(Text for analysis)
-=-=-=-=-

# Ride to Montauk: Babylon crash



## tednugent (Apr 26, 2010)

Anyone get a glimpse of the crash just after the Babylon start? I was in front of it and heard a loud snap and out of the corner of my eye, saw a guy go endo....

anymore details from other eyewitnesses?


----------



## kristin248 (Oct 19, 2010)

That crash would be mine. Thanks for asking about it. 

Stupidly trying to fix my bike computer as I was riding and my foot slipped and went into the wheel. I went right over the handlebars and landed on my head and face. The helmet was flattened and cracked - saved my life. Had to have my lip reconstructed with a skin graft. Lost some teeth and bone in my gums which is all in the process of getting fixed. And also had a spinal concussion and nerve damage in my hands. Was in the hospital for a week and recovering at home for 2 months. Freak accident. 

Still recovering from everything but I am just happy to be alive and thankfully everything will be fixed


----------



## RJP Diver (Jul 2, 2010)

kristin248 said:


> That crash would be mine. Thanks for asking about it.
> 
> Stupidly trying to fix my bike computer as I was riding and my foot slipped and went into the wheel. I went right over the handlebars and landed on my head and face. The helmet was flattened and cracked - saved my life. Had to have my lip reconstructed with a skin graft. Lost some teeth and bone in my gums which is all in the process of getting fixed. And also had a spinal concussion and nerve damage in my hands. Was in the hospital for a week and recovering at home for 2 months. Freak accident.
> 
> Still recovering from everything but I am just happy to be alive and thankfully everything will be fixed


Wow - glad to hear you're OK.


----------



## tednugent (Apr 26, 2010)

glad that you're recovering


----------



## ellipsis212 (Aug 24, 2010)

wow. just wow. 

glad to hear you made it out alive!


----------



## The Weasel (Jul 20, 2006)

Wow, Kristin, sorry to hear, just seeing this now, and hope you've had a full recovery by now. That was my first ride out to Montauk and it was a great deal of fun. Oddly enough we were the first group back and got to take full advantage of the hot showers and Blue Point beer. A good day in all.
We did another century out to there this past Sunday.


----------

-=-=-=-=-

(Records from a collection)
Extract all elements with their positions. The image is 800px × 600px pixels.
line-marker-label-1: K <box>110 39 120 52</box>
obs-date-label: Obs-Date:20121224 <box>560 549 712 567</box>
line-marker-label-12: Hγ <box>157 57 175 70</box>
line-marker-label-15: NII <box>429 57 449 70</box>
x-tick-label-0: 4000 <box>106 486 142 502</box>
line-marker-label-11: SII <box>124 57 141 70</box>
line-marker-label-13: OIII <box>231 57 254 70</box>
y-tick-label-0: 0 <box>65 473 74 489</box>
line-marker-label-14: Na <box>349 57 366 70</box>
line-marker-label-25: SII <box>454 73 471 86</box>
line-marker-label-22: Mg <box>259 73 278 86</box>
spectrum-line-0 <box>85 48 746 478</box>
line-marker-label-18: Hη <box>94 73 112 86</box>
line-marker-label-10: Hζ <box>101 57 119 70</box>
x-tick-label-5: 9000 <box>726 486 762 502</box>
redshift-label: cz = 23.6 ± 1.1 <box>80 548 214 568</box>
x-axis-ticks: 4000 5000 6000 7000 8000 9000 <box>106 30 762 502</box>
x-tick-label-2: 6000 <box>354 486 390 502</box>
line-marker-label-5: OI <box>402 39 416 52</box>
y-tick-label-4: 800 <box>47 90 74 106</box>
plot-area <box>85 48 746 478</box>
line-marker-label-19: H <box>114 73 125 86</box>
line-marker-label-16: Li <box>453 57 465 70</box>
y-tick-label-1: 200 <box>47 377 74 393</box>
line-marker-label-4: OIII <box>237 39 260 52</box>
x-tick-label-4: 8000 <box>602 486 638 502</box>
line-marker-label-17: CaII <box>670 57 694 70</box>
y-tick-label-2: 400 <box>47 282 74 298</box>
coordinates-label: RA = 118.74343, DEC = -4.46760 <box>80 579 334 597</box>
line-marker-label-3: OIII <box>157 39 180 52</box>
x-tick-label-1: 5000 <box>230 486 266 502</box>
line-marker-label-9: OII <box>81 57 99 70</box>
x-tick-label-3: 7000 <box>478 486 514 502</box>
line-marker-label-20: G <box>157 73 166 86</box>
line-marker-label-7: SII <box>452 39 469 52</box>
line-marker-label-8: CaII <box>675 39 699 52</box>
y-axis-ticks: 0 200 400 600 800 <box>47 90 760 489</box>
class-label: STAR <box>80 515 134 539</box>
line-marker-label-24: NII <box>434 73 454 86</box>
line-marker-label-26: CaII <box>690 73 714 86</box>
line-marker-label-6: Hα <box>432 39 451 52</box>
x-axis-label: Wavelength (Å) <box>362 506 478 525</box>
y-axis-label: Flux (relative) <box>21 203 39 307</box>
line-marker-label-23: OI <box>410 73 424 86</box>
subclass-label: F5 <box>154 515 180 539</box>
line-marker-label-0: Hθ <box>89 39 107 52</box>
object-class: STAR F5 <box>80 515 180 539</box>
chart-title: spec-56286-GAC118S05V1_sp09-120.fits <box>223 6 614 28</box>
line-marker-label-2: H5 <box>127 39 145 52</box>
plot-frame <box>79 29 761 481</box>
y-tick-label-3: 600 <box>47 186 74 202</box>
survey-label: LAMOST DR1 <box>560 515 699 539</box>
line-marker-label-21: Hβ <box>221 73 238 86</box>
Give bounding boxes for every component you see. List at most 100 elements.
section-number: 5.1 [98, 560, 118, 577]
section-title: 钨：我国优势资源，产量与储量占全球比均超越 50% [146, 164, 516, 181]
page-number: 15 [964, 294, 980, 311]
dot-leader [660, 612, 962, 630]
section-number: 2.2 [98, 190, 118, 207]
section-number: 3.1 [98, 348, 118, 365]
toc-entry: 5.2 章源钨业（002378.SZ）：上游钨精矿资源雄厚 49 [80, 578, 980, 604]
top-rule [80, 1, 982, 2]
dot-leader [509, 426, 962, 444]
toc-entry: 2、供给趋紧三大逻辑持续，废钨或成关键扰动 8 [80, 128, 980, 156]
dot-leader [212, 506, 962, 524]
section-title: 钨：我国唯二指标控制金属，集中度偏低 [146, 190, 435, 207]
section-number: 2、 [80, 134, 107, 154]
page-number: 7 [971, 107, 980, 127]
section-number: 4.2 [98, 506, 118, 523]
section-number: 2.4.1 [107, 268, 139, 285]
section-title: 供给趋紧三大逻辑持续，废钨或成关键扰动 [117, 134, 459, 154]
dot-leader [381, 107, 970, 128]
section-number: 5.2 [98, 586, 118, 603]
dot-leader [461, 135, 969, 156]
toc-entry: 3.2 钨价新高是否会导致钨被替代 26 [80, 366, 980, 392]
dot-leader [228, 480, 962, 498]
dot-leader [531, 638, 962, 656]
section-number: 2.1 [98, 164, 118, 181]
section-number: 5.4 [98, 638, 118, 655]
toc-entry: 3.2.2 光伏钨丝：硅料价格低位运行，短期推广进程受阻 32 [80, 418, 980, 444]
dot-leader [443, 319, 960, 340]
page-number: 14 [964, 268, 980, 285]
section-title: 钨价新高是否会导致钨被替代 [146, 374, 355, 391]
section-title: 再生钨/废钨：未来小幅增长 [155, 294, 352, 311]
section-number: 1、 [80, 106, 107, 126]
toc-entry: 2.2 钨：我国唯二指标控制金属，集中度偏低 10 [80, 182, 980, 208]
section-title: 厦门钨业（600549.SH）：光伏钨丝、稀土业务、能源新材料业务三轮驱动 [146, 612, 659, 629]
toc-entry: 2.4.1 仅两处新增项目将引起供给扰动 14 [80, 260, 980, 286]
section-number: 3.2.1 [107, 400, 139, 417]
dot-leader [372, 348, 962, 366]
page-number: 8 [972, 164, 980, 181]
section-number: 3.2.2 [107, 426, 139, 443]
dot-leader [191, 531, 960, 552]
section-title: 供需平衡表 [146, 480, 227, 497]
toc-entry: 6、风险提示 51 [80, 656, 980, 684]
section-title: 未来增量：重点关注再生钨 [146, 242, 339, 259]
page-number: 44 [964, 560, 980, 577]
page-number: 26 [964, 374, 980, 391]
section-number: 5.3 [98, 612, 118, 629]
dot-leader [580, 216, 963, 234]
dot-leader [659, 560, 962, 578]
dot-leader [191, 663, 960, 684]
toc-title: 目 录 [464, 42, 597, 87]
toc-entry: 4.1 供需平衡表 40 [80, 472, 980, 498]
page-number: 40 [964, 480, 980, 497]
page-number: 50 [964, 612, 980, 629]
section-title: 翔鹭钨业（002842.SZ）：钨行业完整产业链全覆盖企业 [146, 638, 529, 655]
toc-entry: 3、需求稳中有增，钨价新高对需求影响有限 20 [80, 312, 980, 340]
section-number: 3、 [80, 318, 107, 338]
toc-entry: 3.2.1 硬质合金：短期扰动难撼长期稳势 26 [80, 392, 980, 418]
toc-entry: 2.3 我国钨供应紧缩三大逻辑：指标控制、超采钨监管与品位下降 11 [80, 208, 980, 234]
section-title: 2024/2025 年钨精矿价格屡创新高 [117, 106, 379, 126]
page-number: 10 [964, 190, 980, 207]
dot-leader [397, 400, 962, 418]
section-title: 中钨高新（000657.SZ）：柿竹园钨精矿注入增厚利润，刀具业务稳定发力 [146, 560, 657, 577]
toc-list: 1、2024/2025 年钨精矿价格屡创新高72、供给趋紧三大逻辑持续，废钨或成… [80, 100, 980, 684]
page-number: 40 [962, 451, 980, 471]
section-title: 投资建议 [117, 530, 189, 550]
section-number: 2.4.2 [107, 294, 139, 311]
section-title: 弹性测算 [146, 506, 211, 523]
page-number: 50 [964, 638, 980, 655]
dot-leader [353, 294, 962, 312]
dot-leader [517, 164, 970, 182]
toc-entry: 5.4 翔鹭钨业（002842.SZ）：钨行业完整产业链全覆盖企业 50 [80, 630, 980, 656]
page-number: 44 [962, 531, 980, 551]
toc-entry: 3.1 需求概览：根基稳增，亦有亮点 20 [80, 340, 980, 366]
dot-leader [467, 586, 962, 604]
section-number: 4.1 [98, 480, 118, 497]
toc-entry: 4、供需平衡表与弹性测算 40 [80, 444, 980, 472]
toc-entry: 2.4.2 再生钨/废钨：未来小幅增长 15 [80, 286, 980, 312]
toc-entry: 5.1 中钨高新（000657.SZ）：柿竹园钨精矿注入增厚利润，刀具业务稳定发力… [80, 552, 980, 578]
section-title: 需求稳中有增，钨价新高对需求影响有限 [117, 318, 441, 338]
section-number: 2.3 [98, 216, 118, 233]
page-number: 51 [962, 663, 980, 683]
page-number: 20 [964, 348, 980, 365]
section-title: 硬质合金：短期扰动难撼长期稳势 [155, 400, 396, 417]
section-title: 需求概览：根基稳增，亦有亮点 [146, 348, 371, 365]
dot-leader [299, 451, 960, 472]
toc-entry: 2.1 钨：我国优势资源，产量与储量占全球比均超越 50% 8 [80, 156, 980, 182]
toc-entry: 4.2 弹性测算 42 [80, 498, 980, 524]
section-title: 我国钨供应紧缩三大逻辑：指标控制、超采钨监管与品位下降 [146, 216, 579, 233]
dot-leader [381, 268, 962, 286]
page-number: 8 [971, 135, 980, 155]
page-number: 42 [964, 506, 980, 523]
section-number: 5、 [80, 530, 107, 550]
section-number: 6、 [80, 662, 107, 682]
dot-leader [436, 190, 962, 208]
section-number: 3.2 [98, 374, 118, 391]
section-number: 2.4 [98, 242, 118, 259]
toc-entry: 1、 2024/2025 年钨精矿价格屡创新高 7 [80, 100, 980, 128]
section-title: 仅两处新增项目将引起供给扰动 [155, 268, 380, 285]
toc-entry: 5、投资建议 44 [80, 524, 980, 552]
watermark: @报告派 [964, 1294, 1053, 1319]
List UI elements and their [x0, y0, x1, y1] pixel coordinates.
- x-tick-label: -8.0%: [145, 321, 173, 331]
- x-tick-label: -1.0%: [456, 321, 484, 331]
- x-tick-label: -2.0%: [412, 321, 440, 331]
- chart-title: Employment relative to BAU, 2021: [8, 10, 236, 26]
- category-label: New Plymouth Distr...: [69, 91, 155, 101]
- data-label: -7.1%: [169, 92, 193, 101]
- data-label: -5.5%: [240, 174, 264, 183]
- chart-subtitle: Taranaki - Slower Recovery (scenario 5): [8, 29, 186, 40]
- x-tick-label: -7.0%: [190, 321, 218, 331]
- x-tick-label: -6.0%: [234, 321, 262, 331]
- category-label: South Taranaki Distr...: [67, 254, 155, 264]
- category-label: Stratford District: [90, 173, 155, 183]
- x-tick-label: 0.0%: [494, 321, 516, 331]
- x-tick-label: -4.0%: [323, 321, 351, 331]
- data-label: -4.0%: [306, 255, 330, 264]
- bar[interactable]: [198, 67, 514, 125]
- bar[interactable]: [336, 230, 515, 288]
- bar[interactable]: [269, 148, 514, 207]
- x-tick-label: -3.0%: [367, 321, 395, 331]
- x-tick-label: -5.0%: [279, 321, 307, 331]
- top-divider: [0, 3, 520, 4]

-=-=-=-=-

(Questions on the material)
1: Translate this sentence from the Montauk ride thread into Spanish: "Was in the hospital for a week and recovering at home for 2 months."
2: Explain in one to three sentences what caused kristin248's crash, according to her post in the Montauk ride thread.
3: Please retype the part of the Montauk ride thread between "## RJP Diver" and "hear you're OK.", inclusive.

(Task-by-task results)
1: Estuve en el hospital una semana y me recuperé en casa durante 2 meses.

2: She was trying to fix her bike computer while riding, and her foot slipped and went into the wheel. That sent her over the handlebars onto her head and face.

3:
## RJP Diver (Jul 2, 2010)

kristin248 said:


> That crash would be mine. Thanks for asking about it.
> 
> Stupidly trying to fix my bike computer as I was riding and my foot slipped and went into the wheel. I went right over the handlebars and landed on my head and face. The helmet was flattened and cracked - saved my life. Had to have my lip reconstructed with a skin graft. Lost some teeth and bone in my gums which is all in the process of getting fixed. And also had a spinal concussion and nerve damage in my hands. Was in the hospital for a week and recovering at home for 2 months. Freak accident.
> 
> Still recovering from everything but I am just happy to be alive and thankfully everything will be fixed


Wow - glad to hear you're OK.